DATA ROWS:
- - - -

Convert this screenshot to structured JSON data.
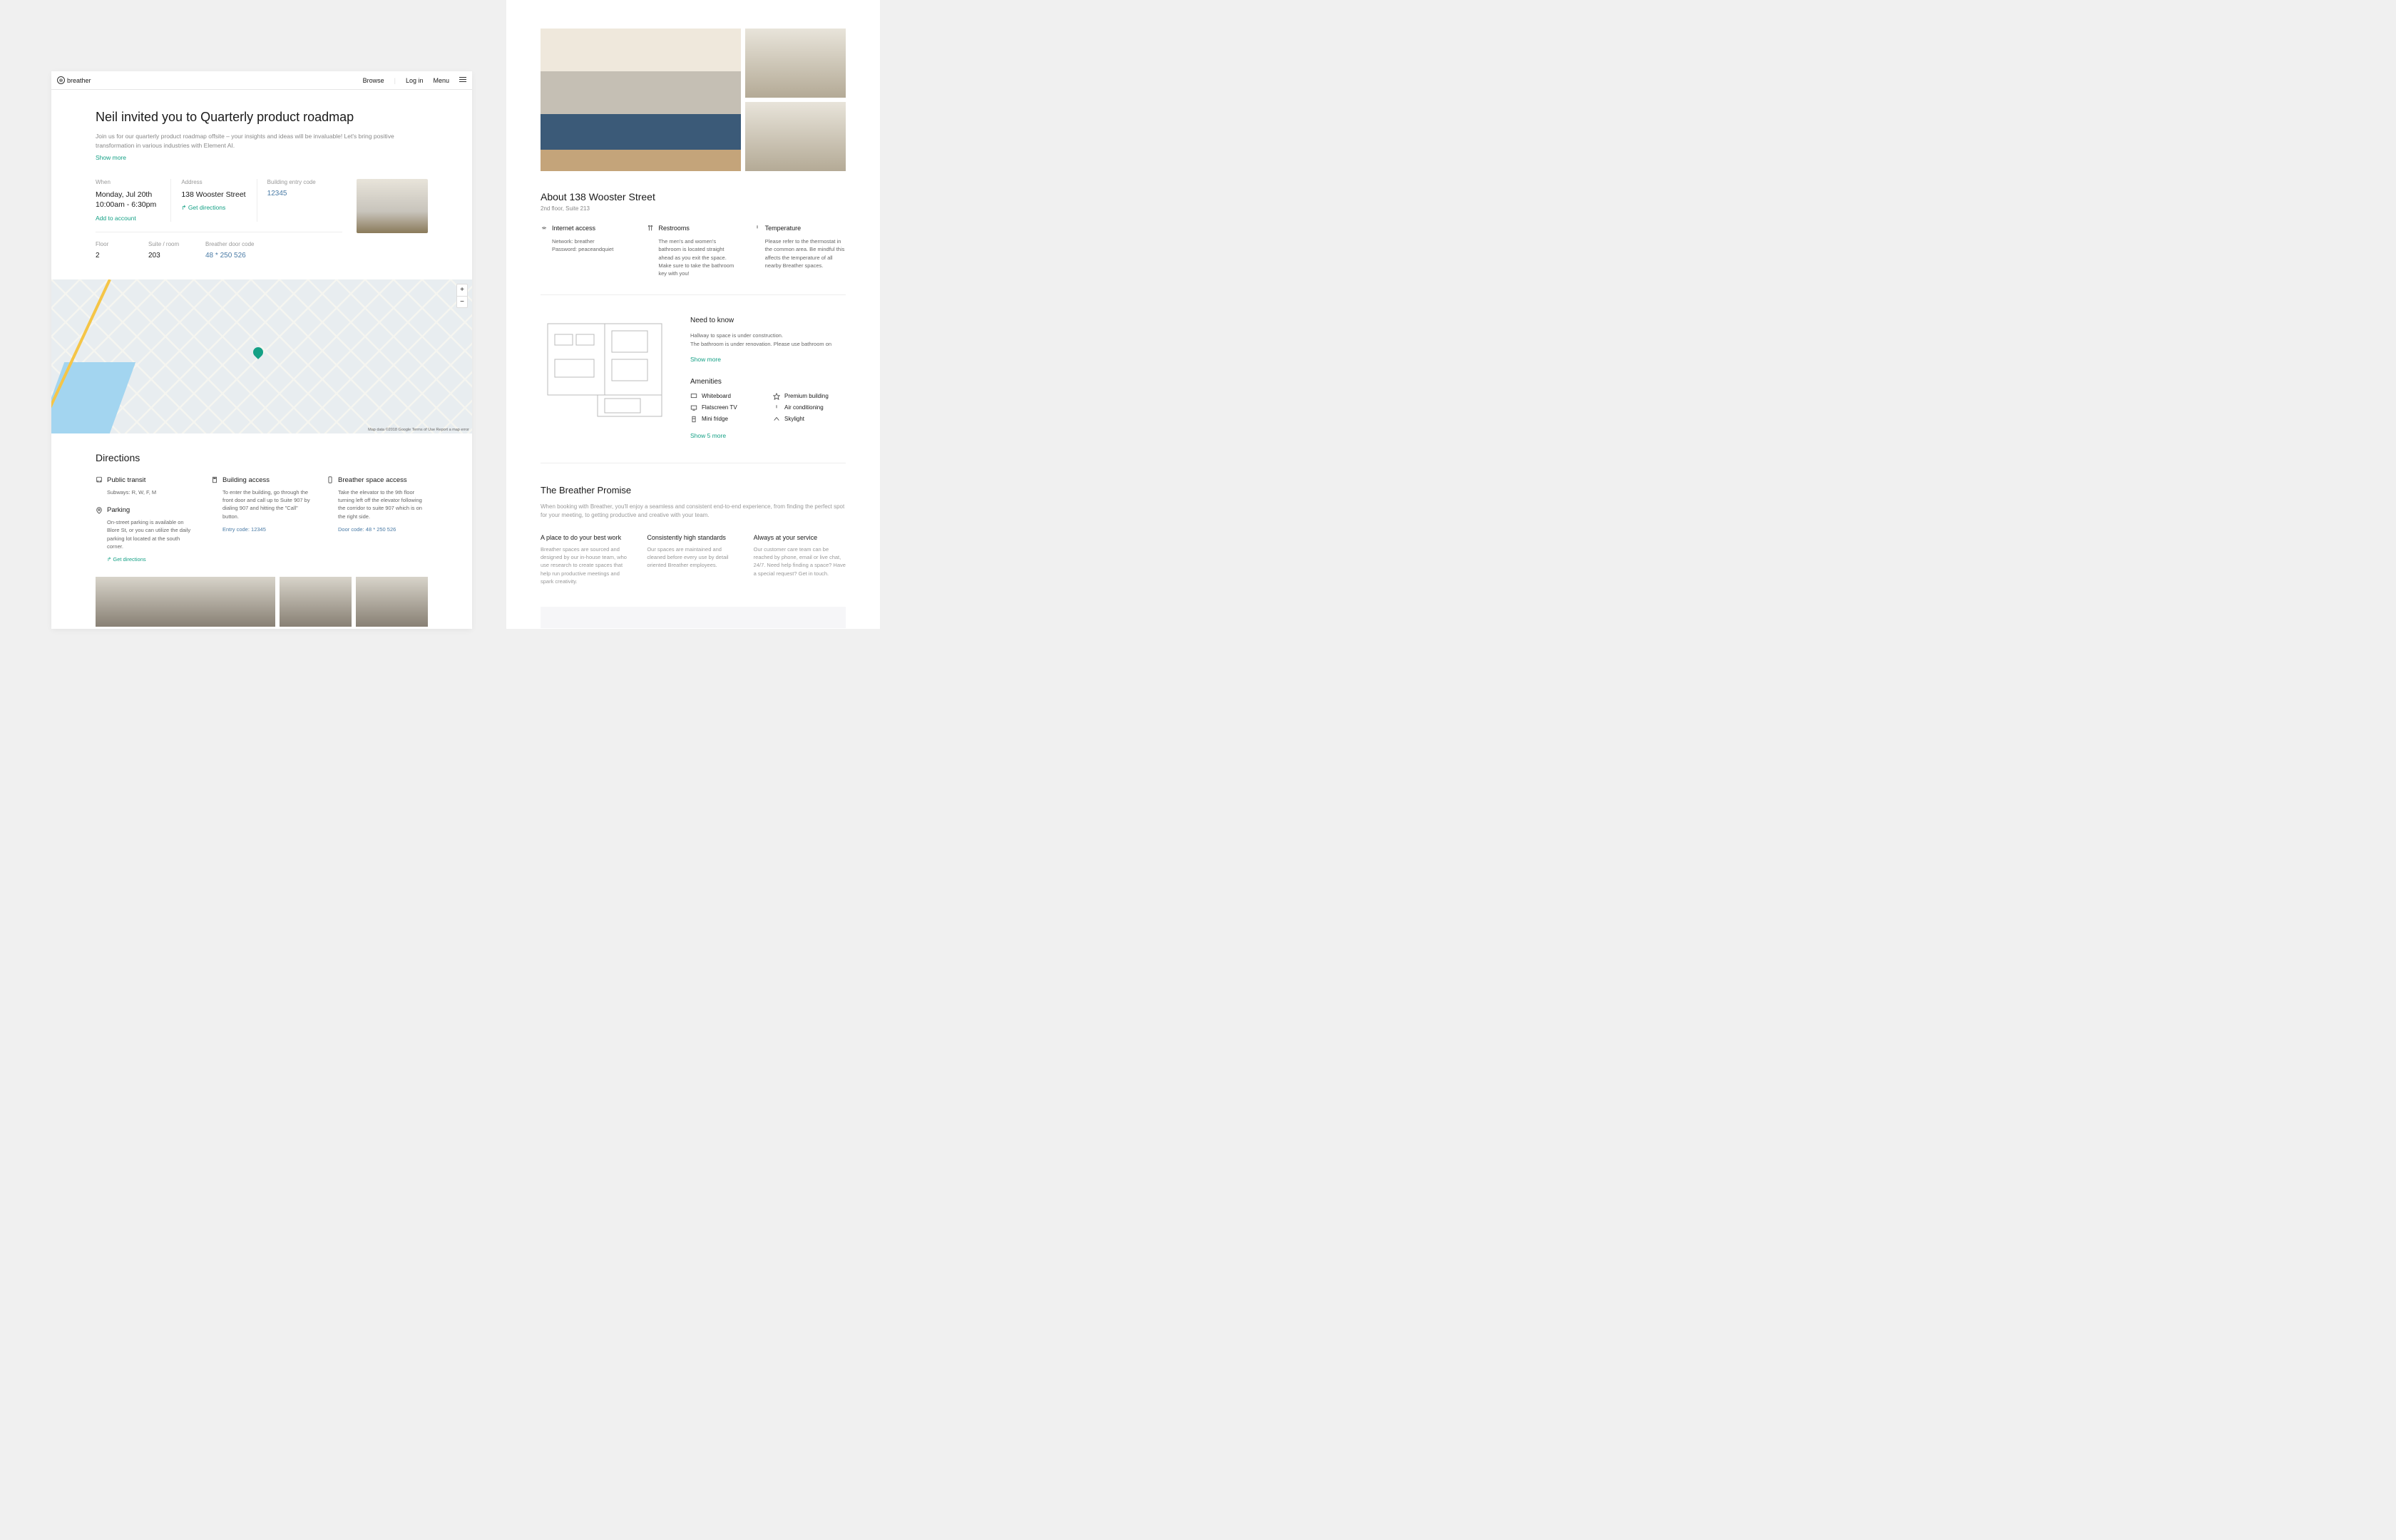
{
  "brand": "breather",
  "nav": {
    "browse": "Browse",
    "login": "Log in",
    "menu": "Menu"
  },
  "invite": {
    "title": "Neil invited you to Quarterly product roadmap",
    "desc": "Join us for our quarterly product roadmap offsite – your insights and ideas will be invaluable! Let's bring positive transformation in various industries with Element AI.",
    "show_more": "Show more"
  },
  "details": {
    "when_label": "When",
    "when_date": "Monday, Jul 20th",
    "when_time": "10:00am - 6:30pm",
    "add_calendar": "Add to account",
    "address_label": "Address",
    "address": "138 Wooster Street",
    "get_directions": "Get directions",
    "entry_label": "Building entry code",
    "entry_code": "12345",
    "floor_label": "Floor",
    "floor": "2",
    "suite_label": "Suite / room",
    "suite": "203",
    "door_label": "Breather door code",
    "door_code": "48 * 250 526"
  },
  "map": {
    "attrib": "Map data ©2018 Google   Terms of Use   Report a map error"
  },
  "directions": {
    "heading": "Directions",
    "transit_h": "Public transit",
    "transit_b": "Subways: R, W, F, M",
    "parking_h": "Parking",
    "parking_b": "On-street parking is available on Blore St, or you can utilize the daily parking lot located at the south corner.",
    "parking_link": "Get directions",
    "building_h": "Building access",
    "building_b": "To enter the building, go through the front door and call up to Suite 907 by dialing 907 and hitting the \"Call\" button.",
    "building_link": "Entry code: 12345",
    "space_h": "Breather space access",
    "space_b": "Take the elevator to the 9th floor turning left off the elevator following the corridor to suite 907 which is on the right side.",
    "space_link": "Door code: 48 * 250 526"
  },
  "about": {
    "heading": "About 138 Wooster Street",
    "sub": "2nd floor, Suite 213",
    "internet_h": "Internet access",
    "internet_b": "Network: breather\nPassword: peaceandquiet",
    "restrooms_h": "Restrooms",
    "restrooms_b": "The men's and women's bathroom is located straight ahead as you exit the space. Make sure to take the bathroom key with you!",
    "temp_h": "Temperature",
    "temp_b": "Please refer to the thermostat in the common area. Be mindful this affects the temperature of all nearby Breather spaces."
  },
  "know": {
    "heading": "Need to know",
    "body": "Hallway to space is under construction.\nThe bathroom is under renovation. Please use bathroom on",
    "show_more": "Show more",
    "amenities_h": "Amenities",
    "amenities": [
      "Whiteboard",
      "Premium building",
      "Flatscreen TV",
      "Air conditioning",
      "Mini fridge",
      "Skylight"
    ],
    "show_5": "Show 5 more"
  },
  "promise": {
    "heading": "The Breather Promise",
    "lead": "When booking with Breather, you'll enjoy a seamless and consistent end-to-end experience, from finding the perfect spot for your meeting, to getting productive and creative with your team.",
    "cols": [
      {
        "h": "A place to do your best work",
        "b": "Breather spaces are sourced and designed by our in-house team, who use research to create spaces that help run productive meetings and spark creativity."
      },
      {
        "h": "Consistently high standards",
        "b": "Our spaces are maintained and cleaned before every use by detail oriented Breather employees."
      },
      {
        "h": "Always at your service",
        "b": "Our customer care team can be reached by phone, email or live chat, 24/7. Need help finding a space? Have a special request? Get in touch."
      }
    ]
  }
}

- - - -

DESCRIPTION OF THE TASK:
The listing above must be printed again exactly, minus its pictures.

FINISHED TASK:
Convert this screenshot to structured JSON data.
{
  "brand": "breather",
  "nav": {
    "browse": "Browse",
    "login": "Log in",
    "menu": "Menu"
  },
  "invite": {
    "title": "Neil invited you to Quarterly product roadmap",
    "desc": "Join us for our quarterly product roadmap offsite – your insights and ideas will be invaluable! Let's bring positive transformation in various industries with Element AI.",
    "show_more": "Show more"
  },
  "details": {
    "when_label": "When",
    "when_date": "Monday, Jul 20th",
    "when_time": "10:00am - 6:30pm",
    "add_calendar": "Add to account",
    "address_label": "Address",
    "address": "138 Wooster Street",
    "get_directions": "Get directions",
    "entry_label": "Building entry code",
    "entry_code": "12345",
    "floor_label": "Floor",
    "floor": "2",
    "suite_label": "Suite / room",
    "suite": "203",
    "door_label": "Breather door code",
    "door_code": "48 * 250 526"
  },
  "map": {
    "attrib": "Map data ©2018 Google   Terms of Use   Report a map error"
  },
  "directions": {
    "heading": "Directions",
    "transit_h": "Public transit",
    "transit_b": "Subways: R, W, F, M",
    "parking_h": "Parking",
    "parking_b": "On-street parking is available on Blore St, or you can utilize the daily parking lot located at the south corner.",
    "parking_link": "Get directions",
    "building_h": "Building access",
    "building_b": "To enter the building, go through the front door and call up to Suite 907 by dialing 907 and hitting the \"Call\" button.",
    "building_link": "Entry code: 12345",
    "space_h": "Breather space access",
    "space_b": "Take the elevator to the 9th floor turning left off the elevator following the corridor to suite 907 which is on the right side.",
    "space_link": "Door code: 48 * 250 526"
  },
  "about": {
    "heading": "About 138 Wooster Street",
    "sub": "2nd floor, Suite 213",
    "internet_h": "Internet access",
    "internet_b": "Network: breather\nPassword: peaceandquiet",
    "restrooms_h": "Restrooms",
    "restrooms_b": "The men's and women's bathroom is located straight ahead as you exit the space. Make sure to take the bathroom key with you!",
    "temp_h": "Temperature",
    "temp_b": "Please refer to the thermostat in the common area. Be mindful this affects the temperature of all nearby Breather spaces."
  },
  "know": {
    "heading": "Need to know",
    "body": "Hallway to space is under construction.\nThe bathroom is under renovation. Please use bathroom on",
    "show_more": "Show more",
    "amenities_h": "Amenities",
    "amenities": [
      "Whiteboard",
      "Premium building",
      "Flatscreen TV",
      "Air conditioning",
      "Mini fridge",
      "Skylight"
    ],
    "show_5": "Show 5 more"
  },
  "promise": {
    "heading": "The Breather Promise",
    "lead": "When booking with Breather, you'll enjoy a seamless and consistent end-to-end experience, from finding the perfect spot for your meeting, to getting productive and creative with your team.",
    "cols": [
      {
        "h": "A place to do your best work",
        "b": "Breather spaces are sourced and designed by our in-house team, who use research to create spaces that help run productive meetings and spark creativity."
      },
      {
        "h": "Consistently high standards",
        "b": "Our spaces are maintained and cleaned before every use by detail oriented Breather employees."
      },
      {
        "h": "Always at your service",
        "b": "Our customer care team can be reached by phone, email or live chat, 24/7. Need help finding a space? Have a special request? Get in touch."
      }
    ]
  }
}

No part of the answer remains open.